● **PROBLEM A**: According to the passage on cloud strategy, what share of IT leaders in Red Hat's 2021 State of Enterprise Open Source Report would prefer to use multiple vendors for their cloud infrastructure needs?
● **PROBLEM B**: Write a continuation of the passage on cloud strategy that picks up where it stops.

● **PASSAGE TO READ**:

________________________

Companies should also be aware of potential drawbacks – using the public cloud can necessitate application rewrites, and in some cases, providers require the adoption of new proprietary services, which can have a lock-in effect. In some scenarios, like development environments for proof of concepts, it can be difficult to estimate how much cloud resource will be needed and for how long, making it hard to plan and cost-effectively.

 

Hybrid Cloud in Practice

Many firms want to use both public and private clouds. In the 2021 Global Customer Tech Outlook, a Red Hat Report, when IT decision-makers were asked to describe their cloud strategy, 27% said they are taking a hybrid cloud approach and 11% said multi-cloud. A good portion – 18% – are still formulating their cloud strategies. This makes sense, given IT infrastructure plays a critical part in deciding the next phase of business evolution and will impact who joins the company as the next generation of technologists and financial experts. In a separate piece of research, Red Hat’s 2021 State of Enterprise Open Source Report, 69% of IT leaders stated they would prefer to use multiple vendors for their cloud infrastructure needs.

________________________

● **GIVEN RECORDS**:
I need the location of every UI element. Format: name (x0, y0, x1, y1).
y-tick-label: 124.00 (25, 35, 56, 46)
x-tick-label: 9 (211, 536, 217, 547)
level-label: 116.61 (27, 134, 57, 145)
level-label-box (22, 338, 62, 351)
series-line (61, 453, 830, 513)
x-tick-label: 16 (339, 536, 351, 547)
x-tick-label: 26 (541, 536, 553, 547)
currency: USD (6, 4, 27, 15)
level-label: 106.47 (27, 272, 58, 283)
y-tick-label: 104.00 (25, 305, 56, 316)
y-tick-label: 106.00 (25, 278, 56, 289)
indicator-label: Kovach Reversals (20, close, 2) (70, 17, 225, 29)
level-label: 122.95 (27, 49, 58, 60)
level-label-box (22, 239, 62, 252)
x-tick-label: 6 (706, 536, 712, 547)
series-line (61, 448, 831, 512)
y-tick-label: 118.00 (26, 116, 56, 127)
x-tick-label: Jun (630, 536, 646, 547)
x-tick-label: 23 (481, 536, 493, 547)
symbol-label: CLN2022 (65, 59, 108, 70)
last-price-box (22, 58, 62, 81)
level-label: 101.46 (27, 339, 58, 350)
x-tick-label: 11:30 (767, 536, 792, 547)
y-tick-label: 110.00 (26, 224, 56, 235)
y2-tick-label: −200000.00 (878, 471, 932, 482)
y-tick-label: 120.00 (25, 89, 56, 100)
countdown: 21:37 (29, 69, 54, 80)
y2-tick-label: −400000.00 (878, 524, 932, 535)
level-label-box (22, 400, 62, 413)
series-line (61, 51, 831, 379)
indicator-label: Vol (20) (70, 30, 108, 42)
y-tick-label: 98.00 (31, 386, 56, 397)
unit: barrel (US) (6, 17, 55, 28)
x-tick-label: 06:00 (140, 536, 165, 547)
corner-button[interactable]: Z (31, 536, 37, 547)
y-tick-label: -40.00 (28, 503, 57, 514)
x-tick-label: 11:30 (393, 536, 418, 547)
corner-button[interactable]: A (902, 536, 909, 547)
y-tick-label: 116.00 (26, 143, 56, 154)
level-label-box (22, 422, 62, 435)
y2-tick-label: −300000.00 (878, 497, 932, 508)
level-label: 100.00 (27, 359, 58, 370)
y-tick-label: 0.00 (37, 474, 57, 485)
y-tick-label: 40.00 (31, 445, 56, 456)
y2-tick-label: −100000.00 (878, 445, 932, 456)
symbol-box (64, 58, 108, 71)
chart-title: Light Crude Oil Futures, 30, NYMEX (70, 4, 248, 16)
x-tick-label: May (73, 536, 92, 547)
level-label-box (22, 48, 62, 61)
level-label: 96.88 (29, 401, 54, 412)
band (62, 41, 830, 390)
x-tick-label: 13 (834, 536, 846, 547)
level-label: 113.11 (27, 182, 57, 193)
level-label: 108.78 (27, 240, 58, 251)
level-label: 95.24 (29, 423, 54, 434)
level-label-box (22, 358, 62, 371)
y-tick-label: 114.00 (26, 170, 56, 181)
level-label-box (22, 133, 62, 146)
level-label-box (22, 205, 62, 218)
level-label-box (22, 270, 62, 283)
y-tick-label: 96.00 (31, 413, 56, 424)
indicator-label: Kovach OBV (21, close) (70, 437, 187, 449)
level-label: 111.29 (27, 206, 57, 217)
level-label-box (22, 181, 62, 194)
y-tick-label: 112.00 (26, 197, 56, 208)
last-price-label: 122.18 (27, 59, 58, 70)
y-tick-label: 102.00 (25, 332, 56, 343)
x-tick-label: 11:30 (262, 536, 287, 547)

________________________

● **RESULT A**: 69%

● **RESULT B**:
Financial services industry players are acutely aware that the desire for flexibility and agility has to be balanced with the need for control, oversight and accountability of computing and data. This is where the hybrid cloud comes in. More than simply having access to both public and private clouds, the hybrid cloud refers to the integration and orchestration between any cloud deployment, including multiple public clouds. A hybrid cloud platform based on container technology acts as a common layer across an entire organisation, interoperable with diverse hardware and software, thanks to the use of open APIs, open-source and open ecosystem collaboration. Businesses gain greater freedom to choose when and where to run workloads, and they can manage and scale applications and services in a consistent way no matter the underlying environment. 

 

 

It’s a Journey

If the transition to the cloud seems like a long process, that’s because it is! Any transformational project needs time, and developing a cloud strategy is a lot more than just choosing whether to use a hyperscaler or have your own data centres. It’s about the journey to efficiency, agility and speed of innovation – to competitiveness. It means weighing up different approaches in the context of your business, including what else is going on in the tech stack and wider operation. It involves optimising existing IT, integrating apps, data and systems, adding and managing hybrid cloud infrastructure, and being able to develop cloud-native applications as well as automate and manage the full IT environment. Leaders need to prepare their organisations for constant and iterative change.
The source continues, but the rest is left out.